> **TASK DIRECTIONS**:
Take from the listing each line that has the string "formació".

Begin DATA PROVIDED

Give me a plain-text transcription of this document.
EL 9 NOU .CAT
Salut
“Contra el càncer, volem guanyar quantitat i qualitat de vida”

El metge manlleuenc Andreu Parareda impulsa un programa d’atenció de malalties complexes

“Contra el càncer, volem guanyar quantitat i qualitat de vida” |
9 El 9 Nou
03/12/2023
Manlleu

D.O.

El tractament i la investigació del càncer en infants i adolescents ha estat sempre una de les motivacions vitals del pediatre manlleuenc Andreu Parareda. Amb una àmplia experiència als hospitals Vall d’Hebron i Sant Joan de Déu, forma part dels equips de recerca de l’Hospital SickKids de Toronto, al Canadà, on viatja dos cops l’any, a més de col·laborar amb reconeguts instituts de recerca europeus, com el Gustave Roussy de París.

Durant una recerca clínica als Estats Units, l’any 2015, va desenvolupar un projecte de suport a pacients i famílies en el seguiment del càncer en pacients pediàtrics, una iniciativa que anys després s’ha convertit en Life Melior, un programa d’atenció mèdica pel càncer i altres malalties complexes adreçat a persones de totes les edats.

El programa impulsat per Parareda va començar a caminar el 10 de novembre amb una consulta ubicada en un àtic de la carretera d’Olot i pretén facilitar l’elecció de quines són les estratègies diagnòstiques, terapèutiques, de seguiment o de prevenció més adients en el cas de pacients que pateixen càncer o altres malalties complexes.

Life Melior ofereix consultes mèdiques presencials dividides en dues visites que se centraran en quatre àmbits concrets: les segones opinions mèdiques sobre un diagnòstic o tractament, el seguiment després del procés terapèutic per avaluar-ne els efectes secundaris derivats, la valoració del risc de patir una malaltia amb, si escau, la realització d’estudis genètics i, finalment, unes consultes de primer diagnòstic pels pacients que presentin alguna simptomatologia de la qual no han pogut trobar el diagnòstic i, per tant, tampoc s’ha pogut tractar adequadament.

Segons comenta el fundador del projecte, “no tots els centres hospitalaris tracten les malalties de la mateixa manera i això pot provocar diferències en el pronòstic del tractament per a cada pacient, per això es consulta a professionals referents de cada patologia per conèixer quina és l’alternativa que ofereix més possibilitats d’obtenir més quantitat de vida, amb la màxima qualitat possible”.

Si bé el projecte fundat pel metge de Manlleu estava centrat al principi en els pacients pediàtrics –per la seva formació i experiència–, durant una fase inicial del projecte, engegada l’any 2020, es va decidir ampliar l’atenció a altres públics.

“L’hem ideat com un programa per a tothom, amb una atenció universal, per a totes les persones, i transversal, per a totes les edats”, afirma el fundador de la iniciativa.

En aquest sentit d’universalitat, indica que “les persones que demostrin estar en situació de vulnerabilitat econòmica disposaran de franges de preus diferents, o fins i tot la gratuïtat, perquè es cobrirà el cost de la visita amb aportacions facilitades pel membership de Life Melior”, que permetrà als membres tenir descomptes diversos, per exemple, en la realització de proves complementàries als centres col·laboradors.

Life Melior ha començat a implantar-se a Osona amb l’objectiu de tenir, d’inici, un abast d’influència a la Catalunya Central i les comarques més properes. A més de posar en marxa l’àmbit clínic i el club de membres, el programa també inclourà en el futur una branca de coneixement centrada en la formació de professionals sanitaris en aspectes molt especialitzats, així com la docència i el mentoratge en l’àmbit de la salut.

End DATA PROVIDED

> **WRITTEN ANSWER**:
Si bé el projecte fundat pel metge de Manlleu estava centrat al principi en els pacients pediàtrics –per la seva formació i experiència–, durant una fase inicial del projecte, engegada l’any 2020, es va decidir ampliar l’atenció a altres públics.
Life Melior ha començat a implantar-se a Osona amb l’objectiu de tenir, d’inici, un abast d’influència a la Catalunya Central i les comarques més properes. A més de posar en marxa l’àmbit clínic i el club de membres, el programa també inclourà en el futur una branca de coneixement centrada en la formació de professionals sanitaris en aspectes molt especialitzats, així com la docència i el mentoratge en l’àmbit de la salut.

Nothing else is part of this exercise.